- _Exercise task_
Bring together all lines of the material below that contain the string "xlabel".

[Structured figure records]
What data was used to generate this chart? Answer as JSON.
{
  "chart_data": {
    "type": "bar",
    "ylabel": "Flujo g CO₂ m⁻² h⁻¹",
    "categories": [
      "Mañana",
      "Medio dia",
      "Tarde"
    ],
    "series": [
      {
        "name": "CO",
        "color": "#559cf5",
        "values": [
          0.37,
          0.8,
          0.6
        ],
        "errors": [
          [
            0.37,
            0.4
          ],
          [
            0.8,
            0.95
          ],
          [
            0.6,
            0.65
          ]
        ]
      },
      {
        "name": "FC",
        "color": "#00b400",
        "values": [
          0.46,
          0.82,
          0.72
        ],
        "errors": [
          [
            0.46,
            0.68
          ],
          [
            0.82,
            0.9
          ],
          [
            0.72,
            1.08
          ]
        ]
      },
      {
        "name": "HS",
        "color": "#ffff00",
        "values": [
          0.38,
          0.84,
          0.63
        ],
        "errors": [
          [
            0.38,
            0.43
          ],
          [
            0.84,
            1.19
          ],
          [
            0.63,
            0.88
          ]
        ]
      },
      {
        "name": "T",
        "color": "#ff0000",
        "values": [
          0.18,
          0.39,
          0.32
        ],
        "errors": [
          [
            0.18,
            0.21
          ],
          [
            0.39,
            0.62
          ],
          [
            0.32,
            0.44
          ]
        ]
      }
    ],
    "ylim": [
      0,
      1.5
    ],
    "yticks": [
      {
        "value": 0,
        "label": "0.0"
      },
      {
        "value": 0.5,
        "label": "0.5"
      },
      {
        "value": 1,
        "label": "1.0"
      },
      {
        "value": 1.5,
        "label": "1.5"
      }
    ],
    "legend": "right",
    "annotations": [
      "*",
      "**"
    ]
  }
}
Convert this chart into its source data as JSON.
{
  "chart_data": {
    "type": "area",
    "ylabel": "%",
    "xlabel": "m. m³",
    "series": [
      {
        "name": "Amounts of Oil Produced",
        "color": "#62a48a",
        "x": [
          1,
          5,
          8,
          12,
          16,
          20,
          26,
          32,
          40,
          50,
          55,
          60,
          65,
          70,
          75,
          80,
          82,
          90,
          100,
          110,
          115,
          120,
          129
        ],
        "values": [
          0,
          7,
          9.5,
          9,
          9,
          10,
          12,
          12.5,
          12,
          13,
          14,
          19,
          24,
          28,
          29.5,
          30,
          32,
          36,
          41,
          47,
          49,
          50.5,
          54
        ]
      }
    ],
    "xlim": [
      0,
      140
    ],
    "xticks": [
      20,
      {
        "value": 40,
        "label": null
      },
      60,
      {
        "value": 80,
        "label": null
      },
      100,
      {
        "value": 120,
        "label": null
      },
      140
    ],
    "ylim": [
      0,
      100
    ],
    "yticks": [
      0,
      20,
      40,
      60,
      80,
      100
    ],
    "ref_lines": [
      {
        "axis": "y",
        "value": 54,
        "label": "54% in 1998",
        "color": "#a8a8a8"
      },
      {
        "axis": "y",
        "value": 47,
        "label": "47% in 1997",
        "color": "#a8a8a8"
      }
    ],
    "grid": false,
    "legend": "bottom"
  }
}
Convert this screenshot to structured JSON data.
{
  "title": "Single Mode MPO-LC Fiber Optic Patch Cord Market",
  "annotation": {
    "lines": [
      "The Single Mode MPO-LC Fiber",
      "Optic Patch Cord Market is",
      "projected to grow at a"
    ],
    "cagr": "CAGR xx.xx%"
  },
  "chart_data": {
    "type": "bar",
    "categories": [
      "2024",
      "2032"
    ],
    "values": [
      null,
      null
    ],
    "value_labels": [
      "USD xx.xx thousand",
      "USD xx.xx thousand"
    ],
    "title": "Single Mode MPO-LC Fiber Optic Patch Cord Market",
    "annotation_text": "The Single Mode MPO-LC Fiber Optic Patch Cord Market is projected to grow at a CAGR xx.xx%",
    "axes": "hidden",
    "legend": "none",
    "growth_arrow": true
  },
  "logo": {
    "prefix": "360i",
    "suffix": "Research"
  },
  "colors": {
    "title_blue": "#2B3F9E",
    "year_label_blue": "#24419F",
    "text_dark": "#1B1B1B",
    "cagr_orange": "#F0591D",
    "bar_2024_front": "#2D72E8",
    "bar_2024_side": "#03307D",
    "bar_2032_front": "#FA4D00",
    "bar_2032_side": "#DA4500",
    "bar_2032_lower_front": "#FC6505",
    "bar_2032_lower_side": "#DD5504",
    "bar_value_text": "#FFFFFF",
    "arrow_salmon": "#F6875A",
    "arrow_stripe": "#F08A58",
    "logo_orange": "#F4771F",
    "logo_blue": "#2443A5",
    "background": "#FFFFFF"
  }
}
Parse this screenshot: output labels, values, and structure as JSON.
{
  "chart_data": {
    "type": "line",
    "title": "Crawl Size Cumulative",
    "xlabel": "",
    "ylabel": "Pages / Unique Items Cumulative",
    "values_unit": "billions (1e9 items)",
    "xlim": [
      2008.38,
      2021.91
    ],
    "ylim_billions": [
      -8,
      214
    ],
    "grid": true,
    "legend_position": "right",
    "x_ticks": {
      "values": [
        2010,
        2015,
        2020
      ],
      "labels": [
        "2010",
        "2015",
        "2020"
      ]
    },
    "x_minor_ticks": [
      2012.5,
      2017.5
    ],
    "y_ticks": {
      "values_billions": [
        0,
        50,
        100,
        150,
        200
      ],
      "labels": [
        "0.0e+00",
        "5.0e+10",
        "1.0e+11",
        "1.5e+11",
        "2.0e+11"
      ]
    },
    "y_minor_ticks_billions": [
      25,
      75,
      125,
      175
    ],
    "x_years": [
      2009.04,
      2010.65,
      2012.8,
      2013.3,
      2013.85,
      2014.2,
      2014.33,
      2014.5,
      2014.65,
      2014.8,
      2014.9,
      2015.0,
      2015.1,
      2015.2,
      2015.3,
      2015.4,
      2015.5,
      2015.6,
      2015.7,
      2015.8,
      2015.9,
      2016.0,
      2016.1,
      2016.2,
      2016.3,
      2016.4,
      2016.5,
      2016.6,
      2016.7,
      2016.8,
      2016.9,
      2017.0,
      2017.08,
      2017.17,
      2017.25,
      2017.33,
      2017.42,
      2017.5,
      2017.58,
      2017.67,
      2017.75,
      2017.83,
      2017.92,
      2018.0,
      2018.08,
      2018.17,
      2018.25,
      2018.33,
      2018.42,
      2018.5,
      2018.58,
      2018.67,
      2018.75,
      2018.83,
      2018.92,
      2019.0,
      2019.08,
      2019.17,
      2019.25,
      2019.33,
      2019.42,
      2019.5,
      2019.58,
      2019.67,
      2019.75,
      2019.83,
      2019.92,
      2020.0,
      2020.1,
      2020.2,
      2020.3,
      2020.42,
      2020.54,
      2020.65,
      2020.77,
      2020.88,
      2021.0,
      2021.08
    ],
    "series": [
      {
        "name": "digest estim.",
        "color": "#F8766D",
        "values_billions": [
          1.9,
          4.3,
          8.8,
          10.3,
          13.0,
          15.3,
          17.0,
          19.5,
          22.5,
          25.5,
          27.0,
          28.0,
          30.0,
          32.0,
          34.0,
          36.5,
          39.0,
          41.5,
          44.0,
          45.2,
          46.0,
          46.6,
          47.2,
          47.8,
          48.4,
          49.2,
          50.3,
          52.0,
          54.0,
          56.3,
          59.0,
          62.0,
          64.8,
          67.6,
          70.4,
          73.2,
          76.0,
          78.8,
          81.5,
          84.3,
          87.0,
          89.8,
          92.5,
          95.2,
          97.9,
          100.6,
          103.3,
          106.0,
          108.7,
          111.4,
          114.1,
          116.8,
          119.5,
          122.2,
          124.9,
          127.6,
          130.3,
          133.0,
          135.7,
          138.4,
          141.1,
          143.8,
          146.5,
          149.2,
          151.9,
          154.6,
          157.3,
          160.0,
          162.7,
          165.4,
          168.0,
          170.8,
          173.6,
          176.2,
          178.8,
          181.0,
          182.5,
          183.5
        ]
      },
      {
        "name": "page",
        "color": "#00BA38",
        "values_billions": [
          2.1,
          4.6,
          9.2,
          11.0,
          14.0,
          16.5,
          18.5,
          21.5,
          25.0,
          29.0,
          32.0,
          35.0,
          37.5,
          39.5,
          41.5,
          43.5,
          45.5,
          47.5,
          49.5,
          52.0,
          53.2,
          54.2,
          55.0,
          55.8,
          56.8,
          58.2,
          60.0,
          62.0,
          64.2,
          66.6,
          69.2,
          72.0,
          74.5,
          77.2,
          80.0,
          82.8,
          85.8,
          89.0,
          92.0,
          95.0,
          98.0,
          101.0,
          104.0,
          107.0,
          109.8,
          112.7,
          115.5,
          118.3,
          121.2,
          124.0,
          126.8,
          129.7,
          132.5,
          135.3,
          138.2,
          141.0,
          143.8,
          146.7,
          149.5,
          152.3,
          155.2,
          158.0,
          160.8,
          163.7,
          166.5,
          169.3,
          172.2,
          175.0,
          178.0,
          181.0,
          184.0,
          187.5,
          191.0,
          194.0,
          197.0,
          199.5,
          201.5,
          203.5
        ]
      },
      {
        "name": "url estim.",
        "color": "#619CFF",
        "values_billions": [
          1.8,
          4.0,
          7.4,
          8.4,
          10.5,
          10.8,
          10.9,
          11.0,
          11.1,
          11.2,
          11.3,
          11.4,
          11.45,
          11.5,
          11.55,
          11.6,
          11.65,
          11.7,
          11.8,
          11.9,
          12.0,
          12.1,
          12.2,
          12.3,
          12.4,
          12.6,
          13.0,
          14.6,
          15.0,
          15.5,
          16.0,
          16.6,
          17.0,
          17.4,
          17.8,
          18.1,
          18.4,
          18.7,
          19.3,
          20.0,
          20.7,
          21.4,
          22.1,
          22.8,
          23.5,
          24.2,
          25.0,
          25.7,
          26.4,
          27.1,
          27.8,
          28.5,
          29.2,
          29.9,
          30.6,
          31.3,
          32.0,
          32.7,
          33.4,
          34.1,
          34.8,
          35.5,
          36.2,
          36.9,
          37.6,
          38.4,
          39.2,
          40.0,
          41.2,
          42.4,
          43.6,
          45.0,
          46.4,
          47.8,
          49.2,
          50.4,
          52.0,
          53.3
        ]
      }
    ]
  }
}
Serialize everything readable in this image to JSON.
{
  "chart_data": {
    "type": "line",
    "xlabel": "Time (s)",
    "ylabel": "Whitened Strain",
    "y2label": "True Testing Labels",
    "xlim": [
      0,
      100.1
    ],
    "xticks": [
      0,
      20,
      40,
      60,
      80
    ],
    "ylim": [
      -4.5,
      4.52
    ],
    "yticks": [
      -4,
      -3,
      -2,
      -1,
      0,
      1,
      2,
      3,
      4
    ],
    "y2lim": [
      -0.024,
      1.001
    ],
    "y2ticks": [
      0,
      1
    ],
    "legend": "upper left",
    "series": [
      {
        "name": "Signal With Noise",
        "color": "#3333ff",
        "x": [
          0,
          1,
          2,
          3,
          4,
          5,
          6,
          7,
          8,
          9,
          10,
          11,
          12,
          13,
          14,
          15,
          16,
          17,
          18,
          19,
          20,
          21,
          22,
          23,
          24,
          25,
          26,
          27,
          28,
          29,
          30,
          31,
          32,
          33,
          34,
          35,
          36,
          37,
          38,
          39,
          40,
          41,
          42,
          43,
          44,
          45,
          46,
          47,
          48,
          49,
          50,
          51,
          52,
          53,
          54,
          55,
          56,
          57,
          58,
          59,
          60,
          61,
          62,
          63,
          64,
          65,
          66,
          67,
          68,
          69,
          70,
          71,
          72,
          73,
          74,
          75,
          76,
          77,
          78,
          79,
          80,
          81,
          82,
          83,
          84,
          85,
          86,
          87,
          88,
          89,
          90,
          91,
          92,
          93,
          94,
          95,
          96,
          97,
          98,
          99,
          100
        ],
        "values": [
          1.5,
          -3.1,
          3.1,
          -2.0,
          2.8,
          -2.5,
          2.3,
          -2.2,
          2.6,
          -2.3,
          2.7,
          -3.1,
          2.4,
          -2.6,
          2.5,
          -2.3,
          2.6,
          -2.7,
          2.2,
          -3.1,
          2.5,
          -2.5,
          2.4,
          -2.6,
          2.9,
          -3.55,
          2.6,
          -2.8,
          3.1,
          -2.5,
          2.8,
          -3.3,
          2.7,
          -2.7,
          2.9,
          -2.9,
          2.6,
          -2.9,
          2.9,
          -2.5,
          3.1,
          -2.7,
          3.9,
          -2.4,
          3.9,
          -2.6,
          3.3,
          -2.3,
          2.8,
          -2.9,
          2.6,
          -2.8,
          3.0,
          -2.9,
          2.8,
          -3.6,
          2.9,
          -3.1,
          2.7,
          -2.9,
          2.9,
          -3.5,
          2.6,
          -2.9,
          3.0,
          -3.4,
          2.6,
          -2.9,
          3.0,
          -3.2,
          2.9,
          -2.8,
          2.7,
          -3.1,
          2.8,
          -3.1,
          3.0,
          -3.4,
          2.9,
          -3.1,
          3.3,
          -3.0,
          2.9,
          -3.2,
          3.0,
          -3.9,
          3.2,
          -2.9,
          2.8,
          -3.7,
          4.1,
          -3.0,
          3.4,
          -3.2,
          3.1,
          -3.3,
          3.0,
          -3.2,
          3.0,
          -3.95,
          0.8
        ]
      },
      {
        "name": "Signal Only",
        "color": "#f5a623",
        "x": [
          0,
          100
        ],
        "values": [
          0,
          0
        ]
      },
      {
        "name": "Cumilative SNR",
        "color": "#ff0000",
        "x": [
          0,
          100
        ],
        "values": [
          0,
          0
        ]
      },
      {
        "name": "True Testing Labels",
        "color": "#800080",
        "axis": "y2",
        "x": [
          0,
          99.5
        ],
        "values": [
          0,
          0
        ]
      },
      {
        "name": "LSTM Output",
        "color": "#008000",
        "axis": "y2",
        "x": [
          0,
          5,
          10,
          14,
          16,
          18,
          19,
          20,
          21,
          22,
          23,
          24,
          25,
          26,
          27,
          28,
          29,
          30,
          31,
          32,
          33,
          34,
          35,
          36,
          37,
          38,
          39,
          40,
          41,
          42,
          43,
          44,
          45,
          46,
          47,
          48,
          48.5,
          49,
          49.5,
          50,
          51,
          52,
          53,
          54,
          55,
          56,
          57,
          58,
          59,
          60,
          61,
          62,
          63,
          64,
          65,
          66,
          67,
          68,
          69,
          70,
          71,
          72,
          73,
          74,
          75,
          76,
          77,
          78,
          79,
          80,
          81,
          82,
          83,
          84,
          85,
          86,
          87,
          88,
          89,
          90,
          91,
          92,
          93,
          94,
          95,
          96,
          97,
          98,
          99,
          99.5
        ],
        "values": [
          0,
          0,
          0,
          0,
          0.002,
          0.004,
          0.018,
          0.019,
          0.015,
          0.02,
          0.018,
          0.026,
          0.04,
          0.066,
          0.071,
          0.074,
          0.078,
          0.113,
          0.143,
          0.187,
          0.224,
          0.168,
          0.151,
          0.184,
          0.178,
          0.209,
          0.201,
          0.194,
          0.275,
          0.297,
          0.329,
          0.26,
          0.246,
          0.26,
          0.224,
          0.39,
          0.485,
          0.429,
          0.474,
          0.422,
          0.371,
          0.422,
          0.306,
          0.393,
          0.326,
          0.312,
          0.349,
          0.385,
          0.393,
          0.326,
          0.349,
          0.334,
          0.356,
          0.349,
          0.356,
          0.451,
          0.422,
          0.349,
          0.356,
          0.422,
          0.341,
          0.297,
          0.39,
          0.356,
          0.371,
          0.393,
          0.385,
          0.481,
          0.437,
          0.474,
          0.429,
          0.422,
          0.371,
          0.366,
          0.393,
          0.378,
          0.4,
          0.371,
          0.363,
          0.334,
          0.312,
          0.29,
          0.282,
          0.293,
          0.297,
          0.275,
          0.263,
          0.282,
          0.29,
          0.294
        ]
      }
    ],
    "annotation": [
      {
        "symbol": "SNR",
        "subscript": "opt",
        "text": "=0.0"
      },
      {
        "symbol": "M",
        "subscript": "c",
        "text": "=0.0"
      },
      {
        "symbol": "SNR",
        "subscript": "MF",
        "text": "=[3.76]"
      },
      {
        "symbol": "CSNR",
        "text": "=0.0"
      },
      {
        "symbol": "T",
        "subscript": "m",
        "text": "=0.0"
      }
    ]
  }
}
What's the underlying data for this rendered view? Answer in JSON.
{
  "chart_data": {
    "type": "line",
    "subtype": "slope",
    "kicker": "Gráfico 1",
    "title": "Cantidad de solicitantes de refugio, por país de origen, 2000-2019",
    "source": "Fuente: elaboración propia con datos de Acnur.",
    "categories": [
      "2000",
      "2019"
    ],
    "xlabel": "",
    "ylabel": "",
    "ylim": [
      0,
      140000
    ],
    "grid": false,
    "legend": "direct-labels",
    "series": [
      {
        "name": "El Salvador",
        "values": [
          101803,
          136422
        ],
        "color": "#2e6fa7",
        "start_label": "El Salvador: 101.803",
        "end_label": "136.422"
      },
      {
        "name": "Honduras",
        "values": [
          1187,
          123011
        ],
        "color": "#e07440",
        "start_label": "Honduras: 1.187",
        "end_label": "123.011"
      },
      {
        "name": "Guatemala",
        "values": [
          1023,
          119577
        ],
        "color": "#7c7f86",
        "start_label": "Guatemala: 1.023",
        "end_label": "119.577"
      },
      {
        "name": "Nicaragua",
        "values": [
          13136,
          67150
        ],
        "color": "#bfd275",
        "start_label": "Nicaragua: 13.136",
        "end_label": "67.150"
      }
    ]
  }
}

- _Exercise solution_
    "xlabel": "m. m³",
    "xlabel": "",
    "xlabel": "Time (s)",
    "xlabel": "",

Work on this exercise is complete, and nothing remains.